SET EXERCISE:
Pick out each line containing the string "CORRELATION".

─── MATERIAL PROVIDED ───

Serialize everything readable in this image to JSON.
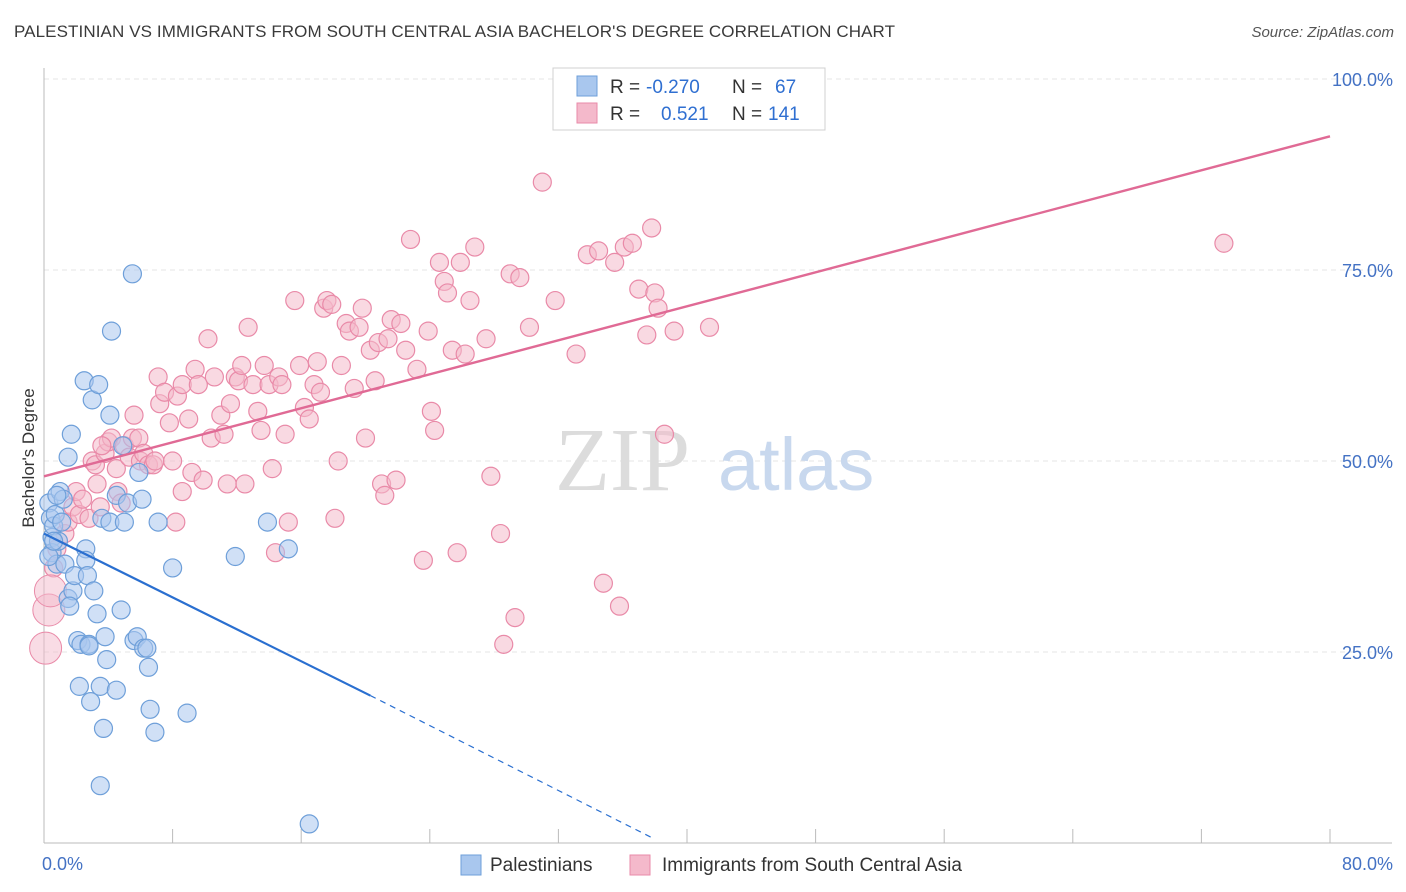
{
  "title": "PALESTINIAN VS IMMIGRANTS FROM SOUTH CENTRAL ASIA BACHELOR'S DEGREE CORRELATION CHART",
  "source": "Source: ZipAtlas.com",
  "watermark": {
    "zip": "ZIP",
    "atlas": "atlas"
  },
  "colors": {
    "blue_fill": "#a9c7ee",
    "blue_stroke": "#6e9fd9",
    "blue_line": "#2a6fd0",
    "pink_fill": "#f4b9cb",
    "pink_stroke": "#e98aa8",
    "pink_line": "#e06a95",
    "grid": "#e4e4e4",
    "tick_label": "#4472c4"
  },
  "chart_data": {
    "type": "scatter",
    "title": "PALESTINIAN VS IMMIGRANTS FROM SOUTH CENTRAL ASIA BACHELOR'S DEGREE CORRELATION CHART",
    "xlabel": "",
    "ylabel": "Bachelor's Degree",
    "xlim": [
      0,
      80
    ],
    "ylim": [
      0,
      103
    ],
    "x_tick_labels": [
      "0.0%",
      "80.0%"
    ],
    "y_ticks": [
      25,
      50,
      75,
      100
    ],
    "y_tick_labels": [
      "25.0%",
      "50.0%",
      "75.0%",
      "100.0%"
    ],
    "legend": [
      {
        "r_label": "R =",
        "r_value": "-0.270",
        "n_label": "N =",
        "n_value": "67"
      },
      {
        "r_label": "R =",
        "r_value": "0.521",
        "n_label": "N =",
        "n_value": "141"
      }
    ],
    "series": [
      {
        "name": "Palestinians",
        "trend": {
          "x0": 0,
          "y0": 40.5,
          "x1": 20.3,
          "y1": 19.3,
          "dash_x1": 38,
          "dash_y1": 0.5
        },
        "points": [
          [
            0.3,
            44.5
          ],
          [
            0.4,
            42.5
          ],
          [
            0.5,
            40
          ],
          [
            0.5,
            38
          ],
          [
            0.8,
            36.5
          ],
          [
            0.6,
            41.5
          ],
          [
            0.7,
            43
          ],
          [
            1,
            46
          ],
          [
            0.9,
            39.5
          ],
          [
            1.2,
            45
          ],
          [
            1.5,
            50.5
          ],
          [
            1.7,
            53.5
          ],
          [
            1.3,
            36.5
          ],
          [
            1.5,
            32
          ],
          [
            1.8,
            33
          ],
          [
            1.9,
            35
          ],
          [
            2.1,
            26.5
          ],
          [
            2.2,
            20.5
          ],
          [
            2.3,
            26
          ],
          [
            2.5,
            60.5
          ],
          [
            2.6,
            38.5
          ],
          [
            2.6,
            37
          ],
          [
            2.7,
            35
          ],
          [
            2.8,
            26
          ],
          [
            2.9,
            18.5
          ],
          [
            3.0,
            58
          ],
          [
            3.1,
            33
          ],
          [
            3.3,
            30
          ],
          [
            3.4,
            60
          ],
          [
            3.5,
            20.5
          ],
          [
            3.6,
            42.5
          ],
          [
            3.7,
            15
          ],
          [
            3.8,
            27
          ],
          [
            3.9,
            24
          ],
          [
            4.1,
            42
          ],
          [
            4.1,
            56
          ],
          [
            4.2,
            67
          ],
          [
            4.5,
            20
          ],
          [
            4.5,
            45.5
          ],
          [
            4.8,
            30.5
          ],
          [
            4.9,
            52
          ],
          [
            5.0,
            42
          ],
          [
            5.2,
            44.5
          ],
          [
            5.5,
            74.5
          ],
          [
            5.6,
            26.5
          ],
          [
            5.8,
            27
          ],
          [
            5.9,
            48.5
          ],
          [
            6.1,
            45
          ],
          [
            6.2,
            25.5
          ],
          [
            6.4,
            25.5
          ],
          [
            6.5,
            23
          ],
          [
            6.6,
            17.5
          ],
          [
            6.9,
            14.5
          ],
          [
            7.1,
            42
          ],
          [
            8.0,
            36
          ],
          [
            8.9,
            17
          ],
          [
            11.9,
            37.5
          ],
          [
            13.9,
            42
          ],
          [
            15.2,
            38.5
          ],
          [
            16.5,
            2.5
          ],
          [
            0.3,
            37.5
          ],
          [
            0.6,
            39.5
          ],
          [
            0.8,
            45.5
          ],
          [
            1.6,
            31
          ],
          [
            3.5,
            7.5
          ],
          [
            2.8,
            25.8
          ],
          [
            1.1,
            42
          ]
        ],
        "big_points": []
      },
      {
        "name": "Immigrants from South Central Asia",
        "trend": {
          "x0": 0,
          "y0": 48,
          "x1": 80,
          "y1": 92.5
        },
        "points": [
          [
            0.6,
            36
          ],
          [
            0.8,
            38.5
          ],
          [
            1.3,
            40.5
          ],
          [
            1.5,
            42
          ],
          [
            1.8,
            44
          ],
          [
            2.0,
            46
          ],
          [
            2.2,
            43
          ],
          [
            2.4,
            45
          ],
          [
            2.8,
            42.5
          ],
          [
            3.0,
            50
          ],
          [
            3.2,
            49.5
          ],
          [
            3.3,
            47
          ],
          [
            3.5,
            44
          ],
          [
            3.8,
            51
          ],
          [
            4.0,
            52.5
          ],
          [
            4.2,
            53
          ],
          [
            4.5,
            49
          ],
          [
            4.6,
            46
          ],
          [
            4.8,
            44.5
          ],
          [
            5.0,
            52
          ],
          [
            5.3,
            50.5
          ],
          [
            5.5,
            53
          ],
          [
            5.6,
            56
          ],
          [
            5.9,
            53
          ],
          [
            6.0,
            50
          ],
          [
            6.2,
            51
          ],
          [
            6.5,
            49.5
          ],
          [
            6.8,
            49.5
          ],
          [
            6.9,
            50
          ],
          [
            7.1,
            61
          ],
          [
            7.2,
            57.5
          ],
          [
            7.5,
            59
          ],
          [
            7.8,
            55
          ],
          [
            8.0,
            50
          ],
          [
            8.3,
            58.5
          ],
          [
            8.6,
            60
          ],
          [
            9.0,
            55.5
          ],
          [
            9.2,
            48.5
          ],
          [
            9.4,
            62
          ],
          [
            9.6,
            60
          ],
          [
            9.9,
            47.5
          ],
          [
            10.2,
            66
          ],
          [
            10.4,
            53
          ],
          [
            10.6,
            61
          ],
          [
            11.0,
            56
          ],
          [
            11.2,
            53.5
          ],
          [
            11.4,
            47
          ],
          [
            11.6,
            57.5
          ],
          [
            11.9,
            61
          ],
          [
            12.1,
            60.5
          ],
          [
            12.3,
            62.5
          ],
          [
            12.5,
            47
          ],
          [
            12.7,
            67.5
          ],
          [
            13.0,
            60
          ],
          [
            13.3,
            56.5
          ],
          [
            13.5,
            54
          ],
          [
            13.7,
            62.5
          ],
          [
            14.0,
            60
          ],
          [
            14.2,
            49
          ],
          [
            14.4,
            38
          ],
          [
            14.6,
            61
          ],
          [
            14.8,
            60
          ],
          [
            15.0,
            53.5
          ],
          [
            15.2,
            42
          ],
          [
            15.6,
            71
          ],
          [
            15.9,
            62.5
          ],
          [
            16.2,
            57
          ],
          [
            16.5,
            55.5
          ],
          [
            16.8,
            60
          ],
          [
            17.0,
            63
          ],
          [
            17.2,
            59
          ],
          [
            17.4,
            70
          ],
          [
            17.6,
            71
          ],
          [
            17.9,
            70.5
          ],
          [
            18.1,
            42.5
          ],
          [
            18.3,
            50
          ],
          [
            18.5,
            62.5
          ],
          [
            18.8,
            68
          ],
          [
            19.0,
            67
          ],
          [
            19.3,
            59.5
          ],
          [
            19.6,
            67.5
          ],
          [
            19.8,
            70
          ],
          [
            20.0,
            53
          ],
          [
            20.3,
            64.5
          ],
          [
            20.6,
            60.5
          ],
          [
            20.8,
            65.5
          ],
          [
            21.0,
            47
          ],
          [
            21.2,
            45.5
          ],
          [
            21.4,
            66
          ],
          [
            21.6,
            68.5
          ],
          [
            21.9,
            47.5
          ],
          [
            22.2,
            68
          ],
          [
            22.5,
            64.5
          ],
          [
            22.8,
            79
          ],
          [
            23.2,
            62
          ],
          [
            23.6,
            37
          ],
          [
            23.9,
            67
          ],
          [
            24.1,
            56.5
          ],
          [
            24.3,
            54
          ],
          [
            24.6,
            76
          ],
          [
            24.9,
            73.5
          ],
          [
            25.1,
            72
          ],
          [
            25.4,
            64.5
          ],
          [
            25.7,
            38
          ],
          [
            25.9,
            76
          ],
          [
            26.2,
            64
          ],
          [
            26.5,
            71
          ],
          [
            26.8,
            78
          ],
          [
            27.5,
            66
          ],
          [
            27.8,
            48
          ],
          [
            28.4,
            40.5
          ],
          [
            28.6,
            26
          ],
          [
            29,
            74.5
          ],
          [
            29.3,
            29.5
          ],
          [
            29.6,
            74
          ],
          [
            30.2,
            67.5
          ],
          [
            31,
            86.5
          ],
          [
            31.8,
            71
          ],
          [
            33.1,
            64
          ],
          [
            33.8,
            77
          ],
          [
            34.5,
            77.5
          ],
          [
            34.8,
            34
          ],
          [
            35.5,
            76
          ],
          [
            35.8,
            31
          ],
          [
            36.1,
            78
          ],
          [
            36.6,
            78.5
          ],
          [
            37,
            72.5
          ],
          [
            37.5,
            66.5
          ],
          [
            37.8,
            80.5
          ],
          [
            38,
            72
          ],
          [
            38.2,
            70
          ],
          [
            38.6,
            53.5
          ],
          [
            39.2,
            67
          ],
          [
            41.4,
            67.5
          ],
          [
            73.4,
            78.5
          ],
          [
            8.2,
            42
          ],
          [
            8.6,
            46
          ],
          [
            3.6,
            52
          ]
        ],
        "big_points": [
          [
            0.3,
            30.5
          ],
          [
            0.1,
            25.5
          ],
          [
            0.4,
            33
          ]
        ]
      }
    ]
  },
  "bottom_legend": [
    "Palestinians",
    "Immigrants from South Central Asia"
  ]
}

───

TASK ANSWER:
  "title": "PALESTINIAN VS IMMIGRANTS FROM SOUTH CENTRAL ASIA BACHELOR'S DEGREE CORRELATION CHART",
    "title": "PALESTINIAN VS IMMIGRANTS FROM SOUTH CENTRAL ASIA BACHELOR'S DEGREE CORRELATION CHART",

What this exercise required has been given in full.